WHAT TO DO:
Please say how many lines of the listing hold "validation", with no other words in the answer.

MATERIALS PROVIDED:
-=-=-

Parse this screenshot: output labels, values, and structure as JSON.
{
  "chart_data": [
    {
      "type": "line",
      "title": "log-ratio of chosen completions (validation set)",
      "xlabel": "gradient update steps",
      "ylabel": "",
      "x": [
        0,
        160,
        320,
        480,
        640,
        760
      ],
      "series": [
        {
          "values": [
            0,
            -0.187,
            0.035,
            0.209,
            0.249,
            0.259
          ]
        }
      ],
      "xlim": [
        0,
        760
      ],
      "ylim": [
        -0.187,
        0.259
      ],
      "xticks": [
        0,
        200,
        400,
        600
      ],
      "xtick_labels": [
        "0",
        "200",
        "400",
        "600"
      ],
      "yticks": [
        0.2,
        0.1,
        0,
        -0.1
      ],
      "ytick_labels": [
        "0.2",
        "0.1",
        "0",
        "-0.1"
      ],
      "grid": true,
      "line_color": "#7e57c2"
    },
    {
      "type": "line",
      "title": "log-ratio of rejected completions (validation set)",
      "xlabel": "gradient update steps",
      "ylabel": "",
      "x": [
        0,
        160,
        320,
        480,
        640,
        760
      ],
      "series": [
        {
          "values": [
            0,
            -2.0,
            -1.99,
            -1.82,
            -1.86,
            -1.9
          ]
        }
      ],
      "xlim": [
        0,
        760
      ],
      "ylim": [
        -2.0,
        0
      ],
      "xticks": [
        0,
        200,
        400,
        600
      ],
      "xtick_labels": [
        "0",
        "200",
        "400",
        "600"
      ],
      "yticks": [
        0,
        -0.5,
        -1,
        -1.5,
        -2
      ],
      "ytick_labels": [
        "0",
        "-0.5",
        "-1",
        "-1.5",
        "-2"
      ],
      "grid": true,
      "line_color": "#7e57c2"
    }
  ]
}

-=-=-

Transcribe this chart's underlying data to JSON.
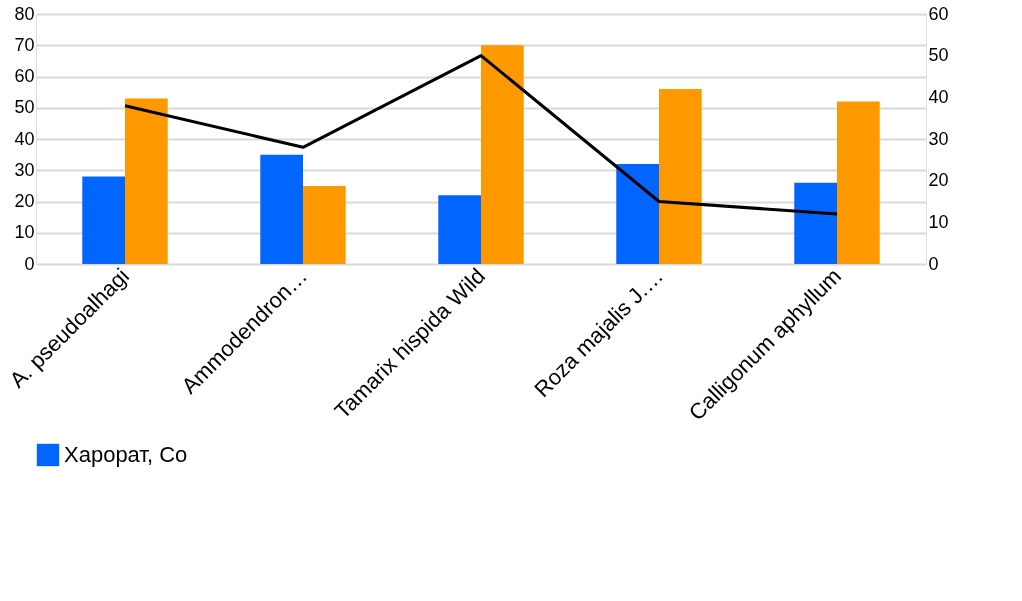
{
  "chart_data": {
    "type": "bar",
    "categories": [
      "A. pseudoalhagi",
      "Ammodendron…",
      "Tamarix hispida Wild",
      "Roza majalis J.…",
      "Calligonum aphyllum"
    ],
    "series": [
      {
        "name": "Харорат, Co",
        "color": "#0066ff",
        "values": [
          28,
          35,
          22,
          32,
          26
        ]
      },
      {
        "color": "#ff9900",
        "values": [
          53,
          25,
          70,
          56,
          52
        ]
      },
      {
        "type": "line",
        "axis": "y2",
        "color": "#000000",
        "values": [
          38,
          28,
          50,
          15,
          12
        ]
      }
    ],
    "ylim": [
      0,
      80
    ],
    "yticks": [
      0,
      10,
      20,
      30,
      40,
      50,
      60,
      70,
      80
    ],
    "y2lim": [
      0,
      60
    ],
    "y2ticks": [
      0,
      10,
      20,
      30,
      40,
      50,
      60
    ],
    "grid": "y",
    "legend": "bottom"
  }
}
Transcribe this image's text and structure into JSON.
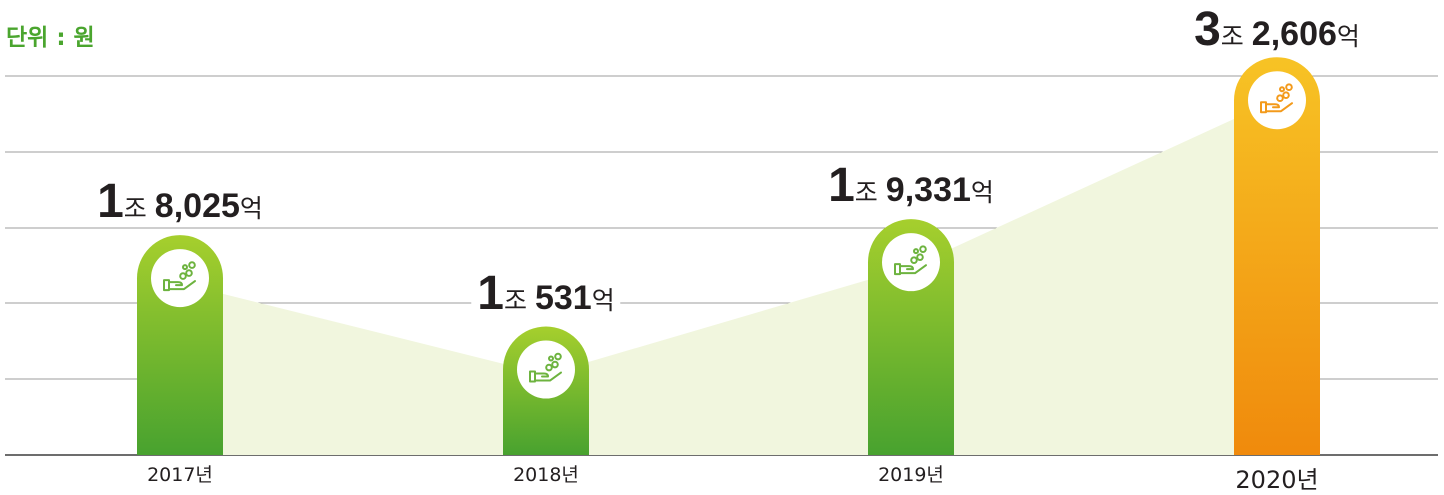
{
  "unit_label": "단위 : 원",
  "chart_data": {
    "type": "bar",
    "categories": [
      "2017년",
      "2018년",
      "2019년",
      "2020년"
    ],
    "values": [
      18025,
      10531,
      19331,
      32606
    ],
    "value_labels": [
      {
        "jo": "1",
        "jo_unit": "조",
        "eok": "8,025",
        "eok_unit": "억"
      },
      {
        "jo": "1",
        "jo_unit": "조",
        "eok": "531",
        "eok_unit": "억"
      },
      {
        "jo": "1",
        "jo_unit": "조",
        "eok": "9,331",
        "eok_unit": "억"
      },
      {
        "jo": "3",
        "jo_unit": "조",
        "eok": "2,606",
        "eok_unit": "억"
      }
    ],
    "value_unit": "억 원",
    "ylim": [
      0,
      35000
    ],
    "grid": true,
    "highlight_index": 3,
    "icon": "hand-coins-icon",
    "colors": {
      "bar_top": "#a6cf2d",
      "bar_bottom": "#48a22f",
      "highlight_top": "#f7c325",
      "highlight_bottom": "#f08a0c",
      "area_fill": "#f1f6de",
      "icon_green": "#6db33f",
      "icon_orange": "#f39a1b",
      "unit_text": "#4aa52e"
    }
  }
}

-=-=-

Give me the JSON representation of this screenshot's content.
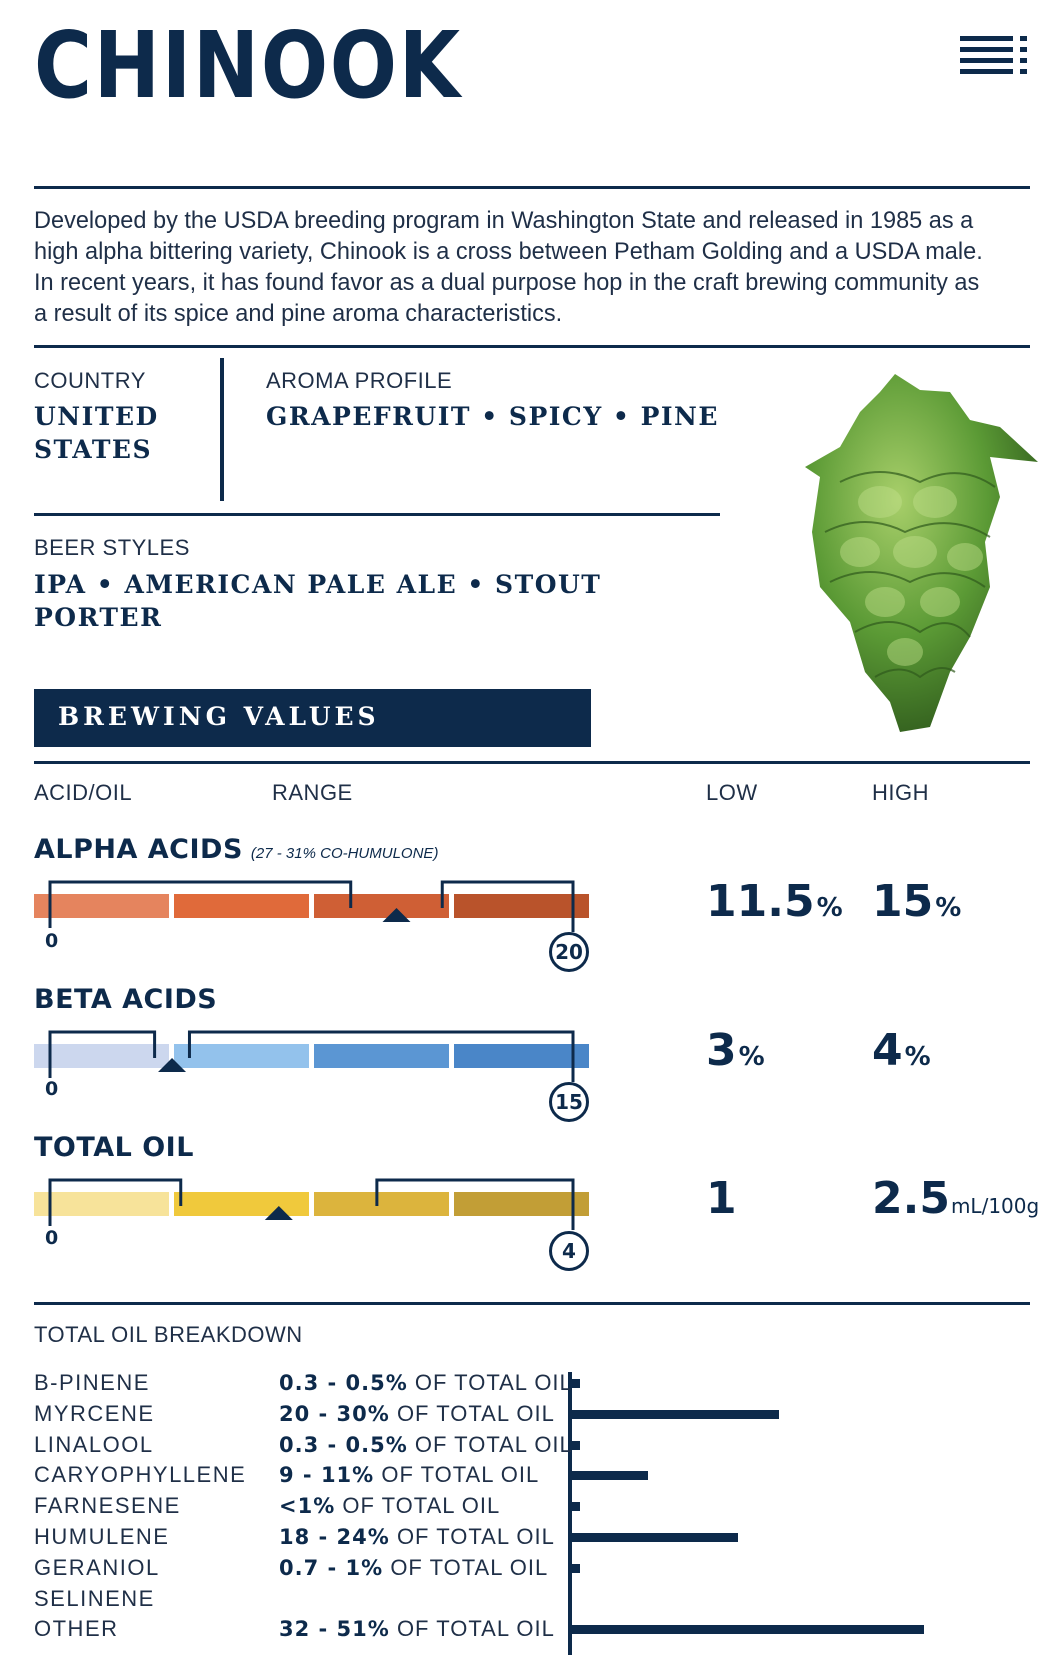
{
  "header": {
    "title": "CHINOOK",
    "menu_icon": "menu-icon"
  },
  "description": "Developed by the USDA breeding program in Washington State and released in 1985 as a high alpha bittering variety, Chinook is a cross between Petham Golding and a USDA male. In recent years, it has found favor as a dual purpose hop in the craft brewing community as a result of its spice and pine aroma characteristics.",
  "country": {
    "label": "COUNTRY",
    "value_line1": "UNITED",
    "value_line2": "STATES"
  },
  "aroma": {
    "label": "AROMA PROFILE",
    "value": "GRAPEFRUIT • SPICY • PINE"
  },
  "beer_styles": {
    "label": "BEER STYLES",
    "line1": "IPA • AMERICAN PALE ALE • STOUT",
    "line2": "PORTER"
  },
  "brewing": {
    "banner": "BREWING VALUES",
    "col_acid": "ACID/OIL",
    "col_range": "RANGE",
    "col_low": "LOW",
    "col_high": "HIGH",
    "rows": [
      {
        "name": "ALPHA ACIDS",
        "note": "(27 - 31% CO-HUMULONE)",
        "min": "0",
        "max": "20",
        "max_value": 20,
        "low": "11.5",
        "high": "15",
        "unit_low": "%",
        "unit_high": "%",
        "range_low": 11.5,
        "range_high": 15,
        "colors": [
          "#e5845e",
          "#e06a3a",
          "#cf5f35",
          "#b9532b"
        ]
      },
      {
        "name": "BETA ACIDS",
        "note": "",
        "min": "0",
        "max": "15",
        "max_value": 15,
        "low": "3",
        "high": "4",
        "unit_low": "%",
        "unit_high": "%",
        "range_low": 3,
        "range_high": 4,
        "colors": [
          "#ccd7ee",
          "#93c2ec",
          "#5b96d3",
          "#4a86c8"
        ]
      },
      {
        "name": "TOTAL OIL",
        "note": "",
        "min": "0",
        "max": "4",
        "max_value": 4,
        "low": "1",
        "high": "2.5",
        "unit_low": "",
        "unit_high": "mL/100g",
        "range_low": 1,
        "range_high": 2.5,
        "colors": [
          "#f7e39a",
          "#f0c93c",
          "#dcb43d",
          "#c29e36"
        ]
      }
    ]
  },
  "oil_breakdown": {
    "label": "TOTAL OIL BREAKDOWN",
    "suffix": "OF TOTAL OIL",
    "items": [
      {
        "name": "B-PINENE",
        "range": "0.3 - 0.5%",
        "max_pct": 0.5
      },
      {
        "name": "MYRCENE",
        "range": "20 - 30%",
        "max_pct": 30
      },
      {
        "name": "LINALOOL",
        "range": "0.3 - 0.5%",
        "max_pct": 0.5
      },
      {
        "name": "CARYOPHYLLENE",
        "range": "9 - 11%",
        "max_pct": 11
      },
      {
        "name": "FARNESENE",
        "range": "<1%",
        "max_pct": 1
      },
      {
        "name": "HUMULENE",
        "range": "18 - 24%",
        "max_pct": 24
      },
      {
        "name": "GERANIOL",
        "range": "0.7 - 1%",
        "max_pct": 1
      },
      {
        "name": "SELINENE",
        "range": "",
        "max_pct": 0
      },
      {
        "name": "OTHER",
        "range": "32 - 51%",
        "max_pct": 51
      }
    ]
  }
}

-=-=-

EXERCISE RESPONSE:
2